→ Material provided:

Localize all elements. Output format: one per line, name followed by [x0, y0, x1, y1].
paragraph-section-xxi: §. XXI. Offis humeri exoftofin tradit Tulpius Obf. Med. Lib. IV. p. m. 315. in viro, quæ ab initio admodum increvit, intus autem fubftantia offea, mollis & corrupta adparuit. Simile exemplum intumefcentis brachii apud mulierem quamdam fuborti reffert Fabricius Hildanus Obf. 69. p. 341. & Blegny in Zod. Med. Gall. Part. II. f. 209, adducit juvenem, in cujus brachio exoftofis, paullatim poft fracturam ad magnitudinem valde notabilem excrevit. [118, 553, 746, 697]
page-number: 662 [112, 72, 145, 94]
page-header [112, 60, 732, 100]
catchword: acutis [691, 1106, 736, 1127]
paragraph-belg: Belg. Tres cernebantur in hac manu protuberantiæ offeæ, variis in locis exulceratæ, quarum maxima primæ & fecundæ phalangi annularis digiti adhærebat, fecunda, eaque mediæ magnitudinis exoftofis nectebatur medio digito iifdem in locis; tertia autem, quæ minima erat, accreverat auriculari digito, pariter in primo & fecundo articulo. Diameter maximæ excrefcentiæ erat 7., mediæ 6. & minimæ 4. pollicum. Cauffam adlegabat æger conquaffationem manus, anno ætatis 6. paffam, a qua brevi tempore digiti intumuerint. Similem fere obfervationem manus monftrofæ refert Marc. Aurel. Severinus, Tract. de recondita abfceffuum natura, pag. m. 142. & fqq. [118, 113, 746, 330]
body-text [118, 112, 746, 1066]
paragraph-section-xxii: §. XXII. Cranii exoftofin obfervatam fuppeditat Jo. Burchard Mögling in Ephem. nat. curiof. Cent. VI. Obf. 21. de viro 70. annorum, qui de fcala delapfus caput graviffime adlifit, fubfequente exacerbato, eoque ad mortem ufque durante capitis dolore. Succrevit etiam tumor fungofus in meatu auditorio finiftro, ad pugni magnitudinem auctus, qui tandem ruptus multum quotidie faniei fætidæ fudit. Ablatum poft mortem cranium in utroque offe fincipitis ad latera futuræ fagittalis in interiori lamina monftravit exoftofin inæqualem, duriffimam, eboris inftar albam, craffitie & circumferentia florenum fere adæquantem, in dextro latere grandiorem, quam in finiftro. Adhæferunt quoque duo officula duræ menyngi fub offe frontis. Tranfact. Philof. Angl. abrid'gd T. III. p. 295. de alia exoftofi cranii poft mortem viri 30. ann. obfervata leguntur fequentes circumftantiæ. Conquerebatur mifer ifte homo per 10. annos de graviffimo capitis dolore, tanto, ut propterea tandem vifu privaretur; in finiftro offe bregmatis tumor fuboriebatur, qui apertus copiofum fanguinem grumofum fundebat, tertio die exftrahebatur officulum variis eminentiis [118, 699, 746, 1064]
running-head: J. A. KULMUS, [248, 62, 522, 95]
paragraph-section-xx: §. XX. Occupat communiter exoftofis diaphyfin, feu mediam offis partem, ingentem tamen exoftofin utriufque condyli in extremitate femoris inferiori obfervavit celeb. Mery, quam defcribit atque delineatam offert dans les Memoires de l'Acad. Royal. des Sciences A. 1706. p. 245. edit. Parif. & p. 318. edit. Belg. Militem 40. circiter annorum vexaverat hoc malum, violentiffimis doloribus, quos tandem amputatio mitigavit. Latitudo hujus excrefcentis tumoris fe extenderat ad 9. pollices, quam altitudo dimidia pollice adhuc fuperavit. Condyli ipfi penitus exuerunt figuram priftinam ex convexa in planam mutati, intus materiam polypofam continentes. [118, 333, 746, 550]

--

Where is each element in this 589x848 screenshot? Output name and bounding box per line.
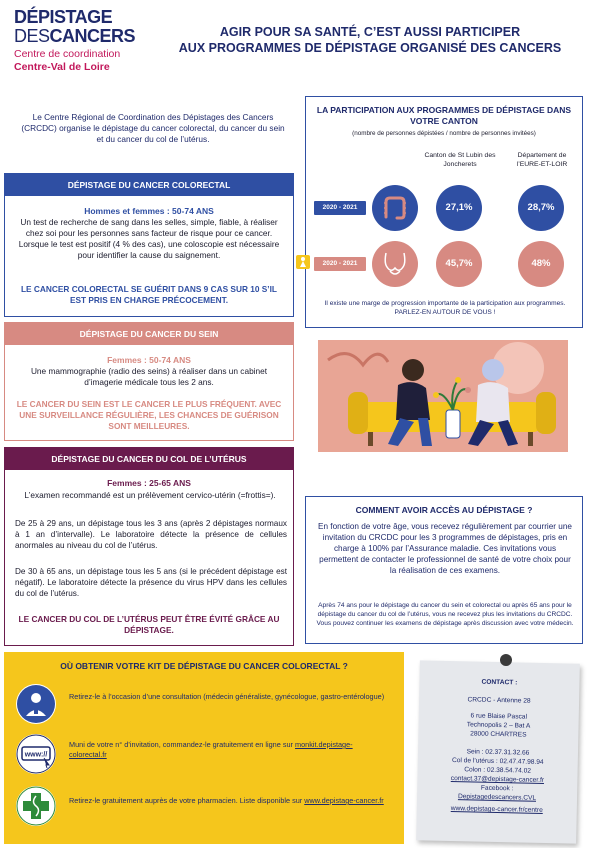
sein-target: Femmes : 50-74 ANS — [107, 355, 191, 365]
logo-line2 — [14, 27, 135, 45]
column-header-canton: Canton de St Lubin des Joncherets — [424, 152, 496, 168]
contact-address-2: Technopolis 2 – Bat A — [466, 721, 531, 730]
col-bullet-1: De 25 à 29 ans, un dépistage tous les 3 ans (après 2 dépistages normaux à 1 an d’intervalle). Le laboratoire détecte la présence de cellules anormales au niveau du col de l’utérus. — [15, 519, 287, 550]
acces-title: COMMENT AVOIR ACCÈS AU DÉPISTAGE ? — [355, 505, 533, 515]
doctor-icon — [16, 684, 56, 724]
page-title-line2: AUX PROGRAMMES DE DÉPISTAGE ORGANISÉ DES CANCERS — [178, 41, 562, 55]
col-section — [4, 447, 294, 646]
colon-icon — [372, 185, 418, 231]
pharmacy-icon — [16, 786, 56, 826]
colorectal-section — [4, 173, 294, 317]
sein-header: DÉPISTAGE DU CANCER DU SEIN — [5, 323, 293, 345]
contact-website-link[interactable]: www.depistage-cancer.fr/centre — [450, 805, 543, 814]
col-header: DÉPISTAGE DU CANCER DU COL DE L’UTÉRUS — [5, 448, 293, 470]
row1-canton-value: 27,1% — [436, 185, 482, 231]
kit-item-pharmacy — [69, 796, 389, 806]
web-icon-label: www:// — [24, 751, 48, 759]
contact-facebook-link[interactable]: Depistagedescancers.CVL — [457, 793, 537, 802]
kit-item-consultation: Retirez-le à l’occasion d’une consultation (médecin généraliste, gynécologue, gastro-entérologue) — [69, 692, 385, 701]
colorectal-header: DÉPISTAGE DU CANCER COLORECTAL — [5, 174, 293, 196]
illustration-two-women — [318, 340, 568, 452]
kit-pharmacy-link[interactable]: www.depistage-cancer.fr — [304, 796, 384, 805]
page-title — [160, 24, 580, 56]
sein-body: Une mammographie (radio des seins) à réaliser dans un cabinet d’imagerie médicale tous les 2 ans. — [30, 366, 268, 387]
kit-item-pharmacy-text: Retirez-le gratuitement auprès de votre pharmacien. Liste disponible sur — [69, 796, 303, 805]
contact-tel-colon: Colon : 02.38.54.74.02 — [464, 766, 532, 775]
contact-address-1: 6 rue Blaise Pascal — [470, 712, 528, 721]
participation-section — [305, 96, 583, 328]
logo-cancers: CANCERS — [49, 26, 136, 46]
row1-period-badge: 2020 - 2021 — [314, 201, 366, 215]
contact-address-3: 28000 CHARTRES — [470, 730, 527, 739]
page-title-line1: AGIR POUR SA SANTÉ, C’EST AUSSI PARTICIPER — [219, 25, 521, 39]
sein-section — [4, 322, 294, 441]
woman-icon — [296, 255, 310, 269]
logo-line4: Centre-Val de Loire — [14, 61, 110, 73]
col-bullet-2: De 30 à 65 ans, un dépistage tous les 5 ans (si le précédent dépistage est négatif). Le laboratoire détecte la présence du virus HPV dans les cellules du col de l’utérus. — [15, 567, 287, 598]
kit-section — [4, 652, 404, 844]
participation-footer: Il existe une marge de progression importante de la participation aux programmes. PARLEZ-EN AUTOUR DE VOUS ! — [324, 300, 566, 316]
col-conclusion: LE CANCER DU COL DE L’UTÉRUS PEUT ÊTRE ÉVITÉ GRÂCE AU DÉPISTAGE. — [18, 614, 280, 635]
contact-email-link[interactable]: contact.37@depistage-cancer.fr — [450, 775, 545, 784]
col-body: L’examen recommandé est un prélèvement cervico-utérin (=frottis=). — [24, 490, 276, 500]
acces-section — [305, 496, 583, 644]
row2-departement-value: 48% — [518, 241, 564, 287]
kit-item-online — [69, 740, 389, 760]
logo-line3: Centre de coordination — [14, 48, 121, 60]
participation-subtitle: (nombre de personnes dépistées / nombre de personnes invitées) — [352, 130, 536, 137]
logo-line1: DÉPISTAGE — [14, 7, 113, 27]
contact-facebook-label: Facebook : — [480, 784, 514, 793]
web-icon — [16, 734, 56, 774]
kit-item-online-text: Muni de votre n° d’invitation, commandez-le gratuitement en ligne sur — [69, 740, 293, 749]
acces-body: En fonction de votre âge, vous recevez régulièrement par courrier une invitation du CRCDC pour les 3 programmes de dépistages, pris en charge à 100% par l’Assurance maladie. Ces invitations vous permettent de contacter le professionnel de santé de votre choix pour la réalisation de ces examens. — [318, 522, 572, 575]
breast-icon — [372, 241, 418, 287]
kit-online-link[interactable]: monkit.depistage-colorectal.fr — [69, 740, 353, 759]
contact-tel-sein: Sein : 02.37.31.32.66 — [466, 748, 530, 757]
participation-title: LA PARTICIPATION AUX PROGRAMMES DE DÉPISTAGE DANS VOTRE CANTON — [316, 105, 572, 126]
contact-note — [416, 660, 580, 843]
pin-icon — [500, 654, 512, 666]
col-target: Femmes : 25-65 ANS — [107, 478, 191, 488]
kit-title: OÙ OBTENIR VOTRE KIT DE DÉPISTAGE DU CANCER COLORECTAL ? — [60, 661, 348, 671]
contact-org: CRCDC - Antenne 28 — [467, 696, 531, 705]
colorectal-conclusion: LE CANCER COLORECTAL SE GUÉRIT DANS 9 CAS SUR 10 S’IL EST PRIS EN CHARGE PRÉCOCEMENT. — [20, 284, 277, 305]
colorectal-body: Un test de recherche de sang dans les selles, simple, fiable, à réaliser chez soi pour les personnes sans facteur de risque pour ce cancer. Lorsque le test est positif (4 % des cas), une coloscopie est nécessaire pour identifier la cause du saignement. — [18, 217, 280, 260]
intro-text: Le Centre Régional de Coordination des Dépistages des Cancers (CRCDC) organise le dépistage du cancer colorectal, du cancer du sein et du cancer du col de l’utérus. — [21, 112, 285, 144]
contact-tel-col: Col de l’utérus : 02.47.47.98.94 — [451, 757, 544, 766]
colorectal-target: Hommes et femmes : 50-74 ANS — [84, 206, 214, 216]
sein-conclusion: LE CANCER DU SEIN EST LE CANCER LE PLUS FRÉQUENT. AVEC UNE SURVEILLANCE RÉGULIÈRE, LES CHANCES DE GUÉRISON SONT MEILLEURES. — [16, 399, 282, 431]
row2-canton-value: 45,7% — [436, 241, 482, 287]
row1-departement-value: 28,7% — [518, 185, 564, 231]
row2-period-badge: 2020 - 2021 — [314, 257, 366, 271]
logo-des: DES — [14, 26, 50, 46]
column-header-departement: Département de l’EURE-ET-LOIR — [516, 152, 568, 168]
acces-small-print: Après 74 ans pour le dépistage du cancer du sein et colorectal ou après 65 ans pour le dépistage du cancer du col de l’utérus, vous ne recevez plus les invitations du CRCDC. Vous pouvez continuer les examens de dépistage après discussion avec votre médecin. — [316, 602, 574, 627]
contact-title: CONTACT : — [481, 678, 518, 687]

→ Your goal:
Your answer should be a single number, namely how many lines of the data above hold "détecte".

→ Response area:
2